··· Available records
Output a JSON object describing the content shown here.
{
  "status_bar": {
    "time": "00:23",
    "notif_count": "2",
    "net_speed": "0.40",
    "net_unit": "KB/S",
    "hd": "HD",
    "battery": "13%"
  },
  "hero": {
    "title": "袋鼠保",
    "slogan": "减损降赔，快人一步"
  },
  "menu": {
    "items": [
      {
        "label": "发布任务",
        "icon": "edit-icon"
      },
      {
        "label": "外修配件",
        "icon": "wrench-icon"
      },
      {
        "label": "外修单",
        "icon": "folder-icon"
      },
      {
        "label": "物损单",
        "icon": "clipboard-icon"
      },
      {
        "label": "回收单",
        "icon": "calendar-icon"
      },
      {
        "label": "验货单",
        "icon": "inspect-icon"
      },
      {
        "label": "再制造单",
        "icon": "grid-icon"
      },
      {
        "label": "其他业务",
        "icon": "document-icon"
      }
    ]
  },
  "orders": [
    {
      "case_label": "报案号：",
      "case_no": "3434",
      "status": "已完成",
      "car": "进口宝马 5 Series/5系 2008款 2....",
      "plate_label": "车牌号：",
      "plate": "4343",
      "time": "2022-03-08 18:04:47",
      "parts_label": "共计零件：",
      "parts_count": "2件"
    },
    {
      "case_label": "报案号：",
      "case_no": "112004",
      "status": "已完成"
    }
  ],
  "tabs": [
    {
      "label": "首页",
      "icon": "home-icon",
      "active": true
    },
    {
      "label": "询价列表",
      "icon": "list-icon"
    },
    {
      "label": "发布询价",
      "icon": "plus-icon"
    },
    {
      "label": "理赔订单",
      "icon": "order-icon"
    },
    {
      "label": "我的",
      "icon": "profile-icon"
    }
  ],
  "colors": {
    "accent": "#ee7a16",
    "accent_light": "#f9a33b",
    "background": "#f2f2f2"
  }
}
······
What you need to do: Restate each record exactly as written.

Response:
Output a JSON object describing the content shown here.
{
  "status_bar": {
    "time": "00:23",
    "notif_count": "2",
    "net_speed": "0.40",
    "net_unit": "KB/S",
    "hd": "HD",
    "battery": "13%"
  },
  "hero": {
    "title": "袋鼠保",
    "slogan": "减损降赔，快人一步"
  },
  "menu": {
    "items": [
      {
        "label": "发布任务",
        "icon": "edit-icon"
      },
      {
        "label": "外修配件",
        "icon": "wrench-icon"
      },
      {
        "label": "外修单",
        "icon": "folder-icon"
      },
      {
        "label": "物损单",
        "icon": "clipboard-icon"
      },
      {
        "label": "回收单",
        "icon": "calendar-icon"
      },
      {
        "label": "验货单",
        "icon": "inspect-icon"
      },
      {
        "label": "再制造单",
        "icon": "grid-icon"
      },
      {
        "label": "其他业务",
        "icon": "document-icon"
      }
    ]
  },
  "orders": [
    {
      "case_label": "报案号：",
      "case_no": "3434",
      "status": "已完成",
      "car": "进口宝马 5 Series/5系 2008款 2....",
      "plate_label": "车牌号：",
      "plate": "4343",
      "time": "2022-03-08 18:04:47",
      "parts_label": "共计零件：",
      "parts_count": "2件"
    },
    {
      "case_label": "报案号：",
      "case_no": "112004",
      "status": "已完成"
    }
  ],
  "tabs": [
    {
      "label": "首页",
      "icon": "home-icon",
      "active": true
    },
    {
      "label": "询价列表",
      "icon": "list-icon"
    },
    {
      "label": "发布询价",
      "icon": "plus-icon"
    },
    {
      "label": "理赔订单",
      "icon": "order-icon"
    },
    {
      "label": "我的",
      "icon": "profile-icon"
    }
  ],
  "colors": {
    "accent": "#ee7a16",
    "accent_light": "#f9a33b",
    "background": "#f2f2f2"
  }
}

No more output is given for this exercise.